* [SHORT TASK]: Write out each of the following lines precisely, character for character, from the first to the last.

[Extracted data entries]
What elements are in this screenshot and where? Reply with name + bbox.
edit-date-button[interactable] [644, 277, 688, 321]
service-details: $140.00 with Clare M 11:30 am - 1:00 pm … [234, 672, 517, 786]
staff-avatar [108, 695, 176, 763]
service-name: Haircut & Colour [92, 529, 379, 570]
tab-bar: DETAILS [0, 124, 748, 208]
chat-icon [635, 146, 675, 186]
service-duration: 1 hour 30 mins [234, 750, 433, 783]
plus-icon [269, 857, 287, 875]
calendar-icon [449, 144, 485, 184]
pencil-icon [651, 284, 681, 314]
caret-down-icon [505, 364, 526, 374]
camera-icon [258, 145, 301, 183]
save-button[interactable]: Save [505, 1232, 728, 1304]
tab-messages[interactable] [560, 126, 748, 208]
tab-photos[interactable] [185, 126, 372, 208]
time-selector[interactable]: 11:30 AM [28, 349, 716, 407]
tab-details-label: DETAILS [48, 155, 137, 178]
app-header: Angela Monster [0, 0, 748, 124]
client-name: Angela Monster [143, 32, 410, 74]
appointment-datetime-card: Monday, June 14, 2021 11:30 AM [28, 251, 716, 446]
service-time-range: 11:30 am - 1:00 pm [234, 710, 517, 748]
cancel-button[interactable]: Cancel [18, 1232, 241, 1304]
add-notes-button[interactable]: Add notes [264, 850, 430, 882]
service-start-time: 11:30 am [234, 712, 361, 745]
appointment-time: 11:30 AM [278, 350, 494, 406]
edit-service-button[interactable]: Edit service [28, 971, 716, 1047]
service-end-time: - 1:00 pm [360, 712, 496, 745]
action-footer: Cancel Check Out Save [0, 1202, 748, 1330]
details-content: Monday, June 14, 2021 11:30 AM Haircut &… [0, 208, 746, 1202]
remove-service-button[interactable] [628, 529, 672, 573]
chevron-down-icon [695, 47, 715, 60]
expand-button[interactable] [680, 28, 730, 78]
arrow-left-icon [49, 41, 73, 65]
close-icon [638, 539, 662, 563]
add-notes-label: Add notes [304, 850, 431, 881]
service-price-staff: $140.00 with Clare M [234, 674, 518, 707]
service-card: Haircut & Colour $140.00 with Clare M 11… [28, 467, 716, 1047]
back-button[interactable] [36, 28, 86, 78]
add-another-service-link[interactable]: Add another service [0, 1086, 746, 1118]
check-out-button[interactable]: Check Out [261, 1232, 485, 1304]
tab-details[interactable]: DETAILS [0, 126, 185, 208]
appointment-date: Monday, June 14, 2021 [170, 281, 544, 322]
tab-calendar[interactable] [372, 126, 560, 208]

* [SOLVED EXERCISE]:
What elements are in this screenshot and where? Reply with name + bbox.
edit-date-button[interactable] [644, 277, 688, 321]
service-details: $140.00 with Clare M 11:30 am - 1:00 pm … [234, 672, 517, 786]
staff-avatar [108, 695, 176, 763]
service-name: Haircut & Colour [92, 529, 379, 570]
tab-bar: DETAILS [0, 124, 748, 208]
chat-icon [635, 146, 675, 186]
service-duration: 1 hour 30 mins [234, 750, 433, 783]
plus-icon [269, 857, 287, 875]
calendar-icon [449, 144, 485, 184]
pencil-icon [651, 284, 681, 314]
caret-down-icon [505, 364, 526, 374]
camera-icon [258, 145, 301, 183]
save-button[interactable]: Save [505, 1232, 728, 1304]
tab-messages[interactable] [560, 126, 748, 208]
tab-photos[interactable] [185, 126, 372, 208]
time-selector[interactable]: 11:30 AM [28, 349, 716, 407]
tab-details-label: DETAILS [48, 155, 137, 178]
app-header: Angela Monster [0, 0, 748, 124]
client-name: Angela Monster [143, 32, 410, 74]
appointment-datetime-card: Monday, June 14, 2021 11:30 AM [28, 251, 716, 446]
service-time-range: 11:30 am - 1:00 pm [234, 710, 517, 748]
cancel-button[interactable]: Cancel [18, 1232, 241, 1304]
add-notes-button[interactable]: Add notes [264, 850, 430, 882]
service-start-time: 11:30 am [234, 712, 361, 745]
appointment-time: 11:30 AM [278, 350, 494, 406]
edit-service-button[interactable]: Edit service [28, 971, 716, 1047]
service-end-time: - 1:00 pm [360, 712, 496, 745]
action-footer: Cancel Check Out Save [0, 1202, 748, 1330]
details-content: Monday, June 14, 2021 11:30 AM Haircut &… [0, 208, 746, 1202]
remove-service-button[interactable] [628, 529, 672, 573]
chevron-down-icon [695, 47, 715, 60]
expand-button[interactable] [680, 28, 730, 78]
arrow-left-icon [49, 41, 73, 65]
close-icon [638, 539, 662, 563]
add-notes-label: Add notes [304, 850, 431, 881]
service-price-staff: $140.00 with Clare M [234, 674, 518, 707]
service-card: Haircut & Colour $140.00 with Clare M 11… [28, 467, 716, 1047]
back-button[interactable] [36, 28, 86, 78]
add-another-service-link[interactable]: Add another service [0, 1086, 746, 1118]
check-out-button[interactable]: Check Out [261, 1232, 485, 1304]
tab-details[interactable]: DETAILS [0, 126, 185, 208]
appointment-date: Monday, June 14, 2021 [170, 281, 544, 322]
tab-calendar[interactable] [372, 126, 560, 208]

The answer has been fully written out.